- PROBLEM DETAILS
Report each line of the data that has "Table" somewhere in it.
* * * *
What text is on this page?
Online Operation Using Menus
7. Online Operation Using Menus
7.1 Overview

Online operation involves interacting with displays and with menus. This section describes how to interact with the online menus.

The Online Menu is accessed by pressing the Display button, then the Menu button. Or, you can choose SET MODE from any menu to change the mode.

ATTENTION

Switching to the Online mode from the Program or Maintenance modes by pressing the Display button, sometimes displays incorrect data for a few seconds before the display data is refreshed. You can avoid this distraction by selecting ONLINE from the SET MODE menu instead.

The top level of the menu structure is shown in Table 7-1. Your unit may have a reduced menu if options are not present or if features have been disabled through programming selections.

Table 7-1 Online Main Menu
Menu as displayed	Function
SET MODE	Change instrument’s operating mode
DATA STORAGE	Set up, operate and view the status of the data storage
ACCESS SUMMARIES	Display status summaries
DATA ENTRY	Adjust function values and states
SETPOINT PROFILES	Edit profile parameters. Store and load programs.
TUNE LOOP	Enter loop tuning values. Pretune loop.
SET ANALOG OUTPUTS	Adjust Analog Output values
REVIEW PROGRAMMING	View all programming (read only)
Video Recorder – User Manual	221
* * * *
- RESULT FOR THIS TASK
The top level of the menu structure is shown in Table 7-1. Your unit may have a reduced menu if options are not present or if features have been disabled through programming selections.
Table 7-1 Online Main Menu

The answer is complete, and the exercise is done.